[start GIVEN INFORMATION]

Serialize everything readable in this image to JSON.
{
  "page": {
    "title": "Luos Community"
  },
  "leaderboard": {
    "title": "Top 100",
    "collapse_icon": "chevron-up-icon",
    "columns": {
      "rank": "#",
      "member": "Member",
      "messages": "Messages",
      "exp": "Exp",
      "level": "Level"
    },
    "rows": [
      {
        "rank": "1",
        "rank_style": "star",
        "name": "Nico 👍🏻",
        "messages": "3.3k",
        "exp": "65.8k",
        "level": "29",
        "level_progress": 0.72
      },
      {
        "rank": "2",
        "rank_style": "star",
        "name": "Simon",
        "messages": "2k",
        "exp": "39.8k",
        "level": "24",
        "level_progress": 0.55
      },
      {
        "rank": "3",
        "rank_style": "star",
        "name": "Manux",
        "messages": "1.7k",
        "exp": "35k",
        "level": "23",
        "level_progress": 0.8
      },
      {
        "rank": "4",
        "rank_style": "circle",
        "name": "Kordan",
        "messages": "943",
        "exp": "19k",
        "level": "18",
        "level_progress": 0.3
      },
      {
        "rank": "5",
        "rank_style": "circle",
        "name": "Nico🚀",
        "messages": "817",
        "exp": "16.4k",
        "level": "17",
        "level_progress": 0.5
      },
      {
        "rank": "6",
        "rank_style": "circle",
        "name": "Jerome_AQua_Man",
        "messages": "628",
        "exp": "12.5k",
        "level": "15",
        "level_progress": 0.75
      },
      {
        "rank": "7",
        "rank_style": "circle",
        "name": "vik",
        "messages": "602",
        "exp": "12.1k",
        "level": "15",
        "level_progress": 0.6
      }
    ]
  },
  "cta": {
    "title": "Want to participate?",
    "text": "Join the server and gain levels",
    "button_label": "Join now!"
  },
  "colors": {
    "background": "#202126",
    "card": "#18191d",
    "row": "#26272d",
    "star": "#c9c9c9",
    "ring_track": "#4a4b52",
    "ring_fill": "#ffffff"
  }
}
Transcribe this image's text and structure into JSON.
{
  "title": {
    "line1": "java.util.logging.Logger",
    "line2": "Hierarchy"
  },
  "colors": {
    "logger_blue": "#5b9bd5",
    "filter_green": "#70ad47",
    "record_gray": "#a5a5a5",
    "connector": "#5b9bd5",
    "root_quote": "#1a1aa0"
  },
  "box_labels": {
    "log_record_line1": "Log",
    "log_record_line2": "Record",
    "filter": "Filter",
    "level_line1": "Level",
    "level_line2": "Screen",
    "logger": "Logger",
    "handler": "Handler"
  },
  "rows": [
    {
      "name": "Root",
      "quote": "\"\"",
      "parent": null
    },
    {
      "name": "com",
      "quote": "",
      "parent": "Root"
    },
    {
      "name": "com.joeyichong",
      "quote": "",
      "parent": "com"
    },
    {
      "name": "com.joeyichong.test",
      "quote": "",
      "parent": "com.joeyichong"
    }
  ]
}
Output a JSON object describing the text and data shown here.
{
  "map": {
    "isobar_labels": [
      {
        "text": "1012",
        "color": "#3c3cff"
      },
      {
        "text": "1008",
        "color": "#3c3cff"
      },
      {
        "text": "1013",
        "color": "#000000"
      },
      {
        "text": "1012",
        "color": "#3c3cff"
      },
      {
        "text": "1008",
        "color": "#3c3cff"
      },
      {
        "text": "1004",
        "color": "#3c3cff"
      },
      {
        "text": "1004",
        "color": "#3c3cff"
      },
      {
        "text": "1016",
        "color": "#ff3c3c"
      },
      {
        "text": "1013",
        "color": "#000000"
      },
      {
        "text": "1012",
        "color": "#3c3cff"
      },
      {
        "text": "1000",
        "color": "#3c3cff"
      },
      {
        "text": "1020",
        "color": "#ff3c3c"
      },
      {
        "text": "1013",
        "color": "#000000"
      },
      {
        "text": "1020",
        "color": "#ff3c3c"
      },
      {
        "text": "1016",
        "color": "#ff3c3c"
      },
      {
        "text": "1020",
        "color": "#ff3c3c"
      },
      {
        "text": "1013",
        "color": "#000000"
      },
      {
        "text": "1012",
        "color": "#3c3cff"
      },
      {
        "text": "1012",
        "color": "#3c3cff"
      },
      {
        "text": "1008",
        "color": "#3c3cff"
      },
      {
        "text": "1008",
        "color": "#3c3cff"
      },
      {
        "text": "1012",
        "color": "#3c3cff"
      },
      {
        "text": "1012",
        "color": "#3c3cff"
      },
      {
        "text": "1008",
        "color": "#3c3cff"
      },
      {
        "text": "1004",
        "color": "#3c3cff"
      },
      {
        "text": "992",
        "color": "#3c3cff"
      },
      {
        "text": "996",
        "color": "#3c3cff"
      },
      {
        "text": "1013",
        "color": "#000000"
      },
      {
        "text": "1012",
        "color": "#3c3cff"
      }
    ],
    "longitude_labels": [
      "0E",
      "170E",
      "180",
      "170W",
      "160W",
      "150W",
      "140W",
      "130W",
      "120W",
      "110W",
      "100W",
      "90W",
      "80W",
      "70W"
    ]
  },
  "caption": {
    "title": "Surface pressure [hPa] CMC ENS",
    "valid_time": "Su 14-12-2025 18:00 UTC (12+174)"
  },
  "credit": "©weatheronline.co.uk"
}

[end GIVEN INFORMATION]

TASK:
All of the records must be retyped exactly as they are.

SOLUTION FOR THIS TASK:
Serialize everything readable in this image to JSON.
{
  "page": {
    "title": "Luos Community"
  },
  "leaderboard": {
    "title": "Top 100",
    "collapse_icon": "chevron-up-icon",
    "columns": {
      "rank": "#",
      "member": "Member",
      "messages": "Messages",
      "exp": "Exp",
      "level": "Level"
    },
    "rows": [
      {
        "rank": "1",
        "rank_style": "star",
        "name": "Nico 👍🏻",
        "messages": "3.3k",
        "exp": "65.8k",
        "level": "29",
        "level_progress": 0.72
      },
      {
        "rank": "2",
        "rank_style": "star",
        "name": "Simon",
        "messages": "2k",
        "exp": "39.8k",
        "level": "24",
        "level_progress": 0.55
      },
      {
        "rank": "3",
        "rank_style": "star",
        "name": "Manux",
        "messages": "1.7k",
        "exp": "35k",
        "level": "23",
        "level_progress": 0.8
      },
      {
        "rank": "4",
        "rank_style": "circle",
        "name": "Kordan",
        "messages": "943",
        "exp": "19k",
        "level": "18",
        "level_progress": 0.3
      },
      {
        "rank": "5",
        "rank_style": "circle",
        "name": "Nico🚀",
        "messages": "817",
        "exp": "16.4k",
        "level": "17",
        "level_progress": 0.5
      },
      {
        "rank": "6",
        "rank_style": "circle",
        "name": "Jerome_AQua_Man",
        "messages": "628",
        "exp": "12.5k",
        "level": "15",
        "level_progress": 0.75
      },
      {
        "rank": "7",
        "rank_style": "circle",
        "name": "vik",
        "messages": "602",
        "exp": "12.1k",
        "level": "15",
        "level_progress": 0.6
      }
    ]
  },
  "cta": {
    "title": "Want to participate?",
    "text": "Join the server and gain levels",
    "button_label": "Join now!"
  },
  "colors": {
    "background": "#202126",
    "card": "#18191d",
    "row": "#26272d",
    "star": "#c9c9c9",
    "ring_track": "#4a4b52",
    "ring_fill": "#ffffff"
  }
}
Transcribe this image's text and structure into JSON.
{
  "title": {
    "line1": "java.util.logging.Logger",
    "line2": "Hierarchy"
  },
  "colors": {
    "logger_blue": "#5b9bd5",
    "filter_green": "#70ad47",
    "record_gray": "#a5a5a5",
    "connector": "#5b9bd5",
    "root_quote": "#1a1aa0"
  },
  "box_labels": {
    "log_record_line1": "Log",
    "log_record_line2": "Record",
    "filter": "Filter",
    "level_line1": "Level",
    "level_line2": "Screen",
    "logger": "Logger",
    "handler": "Handler"
  },
  "rows": [
    {
      "name": "Root",
      "quote": "\"\"",
      "parent": null
    },
    {
      "name": "com",
      "quote": "",
      "parent": "Root"
    },
    {
      "name": "com.joeyichong",
      "quote": "",
      "parent": "com"
    },
    {
      "name": "com.joeyichong.test",
      "quote": "",
      "parent": "com.joeyichong"
    }
  ]
}
Output a JSON object describing the text and data shown here.
{
  "map": {
    "isobar_labels": [
      {
        "text": "1012",
        "color": "#3c3cff"
      },
      {
        "text": "1008",
        "color": "#3c3cff"
      },
      {
        "text": "1013",
        "color": "#000000"
      },
      {
        "text": "1012",
        "color": "#3c3cff"
      },
      {
        "text": "1008",
        "color": "#3c3cff"
      },
      {
        "text": "1004",
        "color": "#3c3cff"
      },
      {
        "text": "1004",
        "color": "#3c3cff"
      },
      {
        "text": "1016",
        "color": "#ff3c3c"
      },
      {
        "text": "1013",
        "color": "#000000"
      },
      {
        "text": "1012",
        "color": "#3c3cff"
      },
      {
        "text": "1000",
        "color": "#3c3cff"
      },
      {
        "text": "1020",
        "color": "#ff3c3c"
      },
      {
        "text": "1013",
        "color": "#000000"
      },
      {
        "text": "1020",
        "color": "#ff3c3c"
      },
      {
        "text": "1016",
        "color": "#ff3c3c"
      },
      {
        "text": "1020",
        "color": "#ff3c3c"
      },
      {
        "text": "1013",
        "color": "#000000"
      },
      {
        "text": "1012",
        "color": "#3c3cff"
      },
      {
        "text": "1012",
        "color": "#3c3cff"
      },
      {
        "text": "1008",
        "color": "#3c3cff"
      },
      {
        "text": "1008",
        "color": "#3c3cff"
      },
      {
        "text": "1012",
        "color": "#3c3cff"
      },
      {
        "text": "1012",
        "color": "#3c3cff"
      },
      {
        "text": "1008",
        "color": "#3c3cff"
      },
      {
        "text": "1004",
        "color": "#3c3cff"
      },
      {
        "text": "992",
        "color": "#3c3cff"
      },
      {
        "text": "996",
        "color": "#3c3cff"
      },
      {
        "text": "1013",
        "color": "#000000"
      },
      {
        "text": "1012",
        "color": "#3c3cff"
      }
    ],
    "longitude_labels": [
      "0E",
      "170E",
      "180",
      "170W",
      "160W",
      "150W",
      "140W",
      "130W",
      "120W",
      "110W",
      "100W",
      "90W",
      "80W",
      "70W"
    ]
  },
  "caption": {
    "title": "Surface pressure [hPa] CMC ENS",
    "valid_time": "Su 14-12-2025 18:00 UTC (12+174)"
  },
  "credit": "©weatheronline.co.uk"
}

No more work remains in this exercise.